Ausgangstext.
------------------------------

Diverses

Die kleine Emmy möchte im Amiland abgeholt werden.

Zuletzt aktualisiert am 2. Dezember 2018 um 19:01

Emmy ist die kleine Schwester vom Oscar, dem Award. Einmal so vermenschlicht, klingt es irgendwie falsch, sie zu »verleihen«. Aber zum Glück gibts ja jede Menge Emmys und alle, die eine bekommen, passen gut auf sie auf. Sicher besser, als zwei Vollblut-Nazis auf ein Mädchen namens Lara, das zur Hälfte gute Deutsche ist und zur etwas sichtbareren Hälfte aus Afrika stammt (»oder anderes Ausland«, natürlich). Als wäre das nicht genug, haben die Nazi-Jungs jetzt doch noch ne Emmy dazu bekommen.

Der Emmy Award ist die wichtige Auszeichnung für TV-Formate, verliehen im wichtigsten TV-Land: den GREATEST STATES of ‚MURICA #first! Damals, irgendwo zwischen Hitler und Hulu, verstand man unter Fernsehen noch das lineare Programm aus der Bildröhre, dem Emmy ihren Namen zu verdanken hat (Bildröhre, auf englisch: image orthicon, kurz: immy, cooler: Emmy). Was heute Fernsehen ist, da bin ich leider fachfremd (meine letzte TV-Erfahrung war Böhmermanns Inception). Abends teilt sich die Familie auf in jene Grauköpfe, die vor dem »Linearen« versacken und die Jungspunde, die auf ihren »Portables« binge-watchen. Mit knapp 30 und ein paar grauen Strähnen hängt man irgendwo dazwischen, schaut YouTube am Rechner und denkt sich, ach, in Zeiten, da Hulu und Netflix ne Emmy gewinnen können, da muss ich nicht mehr lernen, was man jetzt genau unter Fernsehen versteht, was nicht. Das wächst sich raus.

------------------------------

Gezeigtes Material.
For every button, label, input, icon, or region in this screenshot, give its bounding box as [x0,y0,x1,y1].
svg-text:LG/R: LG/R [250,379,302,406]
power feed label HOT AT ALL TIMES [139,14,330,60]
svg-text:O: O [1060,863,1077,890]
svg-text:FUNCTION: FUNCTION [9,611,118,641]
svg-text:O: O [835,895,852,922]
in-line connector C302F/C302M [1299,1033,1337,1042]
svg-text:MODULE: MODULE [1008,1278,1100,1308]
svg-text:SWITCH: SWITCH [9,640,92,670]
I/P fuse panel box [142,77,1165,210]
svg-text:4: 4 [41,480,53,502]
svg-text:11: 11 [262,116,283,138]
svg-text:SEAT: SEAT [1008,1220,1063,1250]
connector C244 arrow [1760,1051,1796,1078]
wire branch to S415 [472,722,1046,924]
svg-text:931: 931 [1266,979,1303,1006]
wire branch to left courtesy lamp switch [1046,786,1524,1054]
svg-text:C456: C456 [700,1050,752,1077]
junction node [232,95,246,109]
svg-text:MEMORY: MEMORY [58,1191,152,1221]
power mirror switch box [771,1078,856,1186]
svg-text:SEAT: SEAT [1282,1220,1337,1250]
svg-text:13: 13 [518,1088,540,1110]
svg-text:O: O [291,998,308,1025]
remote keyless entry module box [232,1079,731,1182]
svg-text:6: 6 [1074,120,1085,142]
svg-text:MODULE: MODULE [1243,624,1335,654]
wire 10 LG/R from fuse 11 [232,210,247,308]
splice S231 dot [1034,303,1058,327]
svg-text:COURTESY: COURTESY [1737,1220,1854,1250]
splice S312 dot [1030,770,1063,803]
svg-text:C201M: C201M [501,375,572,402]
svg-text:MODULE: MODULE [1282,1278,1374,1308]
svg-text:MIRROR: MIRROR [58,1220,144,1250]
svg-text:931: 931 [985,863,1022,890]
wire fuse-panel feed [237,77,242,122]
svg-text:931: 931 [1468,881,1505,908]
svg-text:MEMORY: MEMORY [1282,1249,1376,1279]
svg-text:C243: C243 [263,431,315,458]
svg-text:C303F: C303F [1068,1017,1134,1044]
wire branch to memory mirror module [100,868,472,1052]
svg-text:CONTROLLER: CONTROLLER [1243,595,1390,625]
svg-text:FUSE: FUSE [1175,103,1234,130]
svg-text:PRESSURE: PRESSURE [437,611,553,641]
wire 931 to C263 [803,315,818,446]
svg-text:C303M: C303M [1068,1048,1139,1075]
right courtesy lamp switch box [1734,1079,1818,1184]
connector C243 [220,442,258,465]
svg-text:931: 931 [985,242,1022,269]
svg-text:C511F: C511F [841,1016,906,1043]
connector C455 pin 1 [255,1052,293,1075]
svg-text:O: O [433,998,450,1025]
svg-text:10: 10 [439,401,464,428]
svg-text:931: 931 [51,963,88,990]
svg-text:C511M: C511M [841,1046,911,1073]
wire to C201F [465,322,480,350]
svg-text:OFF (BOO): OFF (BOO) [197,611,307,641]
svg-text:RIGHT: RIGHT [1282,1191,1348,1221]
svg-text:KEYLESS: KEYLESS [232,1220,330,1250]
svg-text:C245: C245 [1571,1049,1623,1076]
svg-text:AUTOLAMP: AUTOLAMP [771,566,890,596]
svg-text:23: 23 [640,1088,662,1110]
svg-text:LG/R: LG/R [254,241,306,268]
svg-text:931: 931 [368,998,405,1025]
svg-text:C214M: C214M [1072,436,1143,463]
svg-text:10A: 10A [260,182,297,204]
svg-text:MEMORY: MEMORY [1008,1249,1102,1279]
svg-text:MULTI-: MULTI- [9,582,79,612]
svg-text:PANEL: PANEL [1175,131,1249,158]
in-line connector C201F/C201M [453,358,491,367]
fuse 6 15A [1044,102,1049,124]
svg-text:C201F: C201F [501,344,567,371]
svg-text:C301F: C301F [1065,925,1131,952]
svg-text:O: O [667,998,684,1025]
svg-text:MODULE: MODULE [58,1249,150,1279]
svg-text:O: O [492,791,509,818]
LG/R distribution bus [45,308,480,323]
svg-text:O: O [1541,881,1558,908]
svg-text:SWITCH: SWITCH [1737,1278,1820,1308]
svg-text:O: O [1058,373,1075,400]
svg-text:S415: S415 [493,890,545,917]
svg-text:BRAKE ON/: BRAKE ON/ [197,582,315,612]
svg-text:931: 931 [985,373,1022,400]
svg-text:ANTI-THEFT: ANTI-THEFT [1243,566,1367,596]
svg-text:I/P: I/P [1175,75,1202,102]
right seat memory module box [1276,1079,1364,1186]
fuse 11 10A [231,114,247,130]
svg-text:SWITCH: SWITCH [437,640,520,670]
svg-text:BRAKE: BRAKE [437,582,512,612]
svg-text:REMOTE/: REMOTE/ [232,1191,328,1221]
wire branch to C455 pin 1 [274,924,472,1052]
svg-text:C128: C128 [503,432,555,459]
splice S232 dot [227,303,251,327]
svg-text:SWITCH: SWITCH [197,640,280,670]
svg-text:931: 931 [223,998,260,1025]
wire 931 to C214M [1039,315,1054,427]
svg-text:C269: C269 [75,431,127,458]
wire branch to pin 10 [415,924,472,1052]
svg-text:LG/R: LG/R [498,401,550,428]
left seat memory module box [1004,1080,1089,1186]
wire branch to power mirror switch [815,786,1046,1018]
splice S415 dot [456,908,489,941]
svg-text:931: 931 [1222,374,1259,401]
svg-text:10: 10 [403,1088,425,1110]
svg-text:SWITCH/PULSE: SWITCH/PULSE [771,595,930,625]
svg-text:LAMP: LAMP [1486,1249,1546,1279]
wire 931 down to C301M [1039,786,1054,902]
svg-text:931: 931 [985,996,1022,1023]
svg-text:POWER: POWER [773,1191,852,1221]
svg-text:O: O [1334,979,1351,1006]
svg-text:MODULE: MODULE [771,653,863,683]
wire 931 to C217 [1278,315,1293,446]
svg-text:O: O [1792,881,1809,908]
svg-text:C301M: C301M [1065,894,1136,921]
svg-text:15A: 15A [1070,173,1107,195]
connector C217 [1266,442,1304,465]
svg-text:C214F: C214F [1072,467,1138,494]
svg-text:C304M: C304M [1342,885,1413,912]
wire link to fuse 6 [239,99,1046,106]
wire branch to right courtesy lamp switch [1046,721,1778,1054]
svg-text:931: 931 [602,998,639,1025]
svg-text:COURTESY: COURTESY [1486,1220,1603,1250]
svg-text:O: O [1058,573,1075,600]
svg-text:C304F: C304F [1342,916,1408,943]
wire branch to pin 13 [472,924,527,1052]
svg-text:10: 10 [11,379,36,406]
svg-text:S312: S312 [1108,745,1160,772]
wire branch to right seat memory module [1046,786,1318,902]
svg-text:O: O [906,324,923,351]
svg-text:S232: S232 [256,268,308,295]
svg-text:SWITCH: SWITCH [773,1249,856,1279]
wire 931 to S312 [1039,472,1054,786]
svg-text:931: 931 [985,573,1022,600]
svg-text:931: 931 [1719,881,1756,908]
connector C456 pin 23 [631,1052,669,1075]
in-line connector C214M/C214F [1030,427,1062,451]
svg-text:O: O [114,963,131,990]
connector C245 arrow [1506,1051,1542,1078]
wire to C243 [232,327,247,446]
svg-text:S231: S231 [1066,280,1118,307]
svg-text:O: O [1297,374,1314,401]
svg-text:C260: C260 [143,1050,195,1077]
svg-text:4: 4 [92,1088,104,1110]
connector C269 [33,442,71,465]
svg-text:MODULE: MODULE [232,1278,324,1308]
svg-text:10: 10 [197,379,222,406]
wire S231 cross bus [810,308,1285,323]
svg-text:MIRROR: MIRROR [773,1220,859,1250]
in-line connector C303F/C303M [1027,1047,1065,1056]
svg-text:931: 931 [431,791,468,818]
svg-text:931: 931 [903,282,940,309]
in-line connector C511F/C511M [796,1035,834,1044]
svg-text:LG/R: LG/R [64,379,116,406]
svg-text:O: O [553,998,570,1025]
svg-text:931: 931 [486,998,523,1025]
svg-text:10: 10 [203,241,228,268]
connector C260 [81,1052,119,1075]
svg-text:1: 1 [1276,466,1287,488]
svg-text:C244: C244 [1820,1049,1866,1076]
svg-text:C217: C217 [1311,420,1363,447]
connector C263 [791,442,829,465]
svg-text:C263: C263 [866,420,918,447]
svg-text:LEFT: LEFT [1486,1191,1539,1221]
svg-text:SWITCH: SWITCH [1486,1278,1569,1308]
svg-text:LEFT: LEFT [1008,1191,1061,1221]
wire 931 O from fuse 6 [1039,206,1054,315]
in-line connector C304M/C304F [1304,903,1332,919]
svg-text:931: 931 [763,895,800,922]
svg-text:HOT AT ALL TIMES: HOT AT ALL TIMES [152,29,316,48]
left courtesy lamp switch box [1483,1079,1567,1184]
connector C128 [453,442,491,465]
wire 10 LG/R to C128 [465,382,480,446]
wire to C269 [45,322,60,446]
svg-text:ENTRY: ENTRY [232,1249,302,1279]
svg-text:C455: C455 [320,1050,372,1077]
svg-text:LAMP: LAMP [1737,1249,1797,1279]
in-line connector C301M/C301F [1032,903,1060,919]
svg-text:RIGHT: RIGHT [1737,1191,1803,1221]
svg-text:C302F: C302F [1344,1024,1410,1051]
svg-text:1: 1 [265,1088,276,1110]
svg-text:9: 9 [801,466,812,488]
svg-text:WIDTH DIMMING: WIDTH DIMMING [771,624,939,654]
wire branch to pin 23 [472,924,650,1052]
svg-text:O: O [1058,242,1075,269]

------------------------------

Fragen.
1) Schreib bitte den Abschnitt des Ausgangstexts zwischen „Zuletzt aktualisiert am“ und „Emmy dazu bekommen.“ einschließlich beider Stellen wortgetreu ab.
2) Erkläre in ein bis drei Sätzen, worauf der Name Emmy laut Ausgangstext zurückgeht.

Antworten.
1)
Zuletzt aktualisiert am 2. Dezember 2018 um 19:01

Emmy ist die kleine Schwester vom Oscar, dem Award. Einmal so vermenschlicht, klingt es irgendwie falsch, sie zu »verleihen«. Aber zum Glück gibts ja jede Menge Emmys und alle, die eine bekommen, passen gut auf sie auf. Sicher besser, als zwei Vollblut-Nazis auf ein Mädchen namens Lara, das zur Hälfte gute Deutsche ist und zur etwas sichtbareren Hälfte aus Afrika stammt (»oder anderes Ausland«, natürlich). Als wäre das nicht genug, haben die Nazi-Jungs jetzt doch noch ne Emmy dazu bekommen.

2) Der Name stammt von der Bildröhre, auf Englisch „image orthicon“, abgekürzt „immy“. Aus dieser Kurzform wurde das cooler klingende „Emmy“.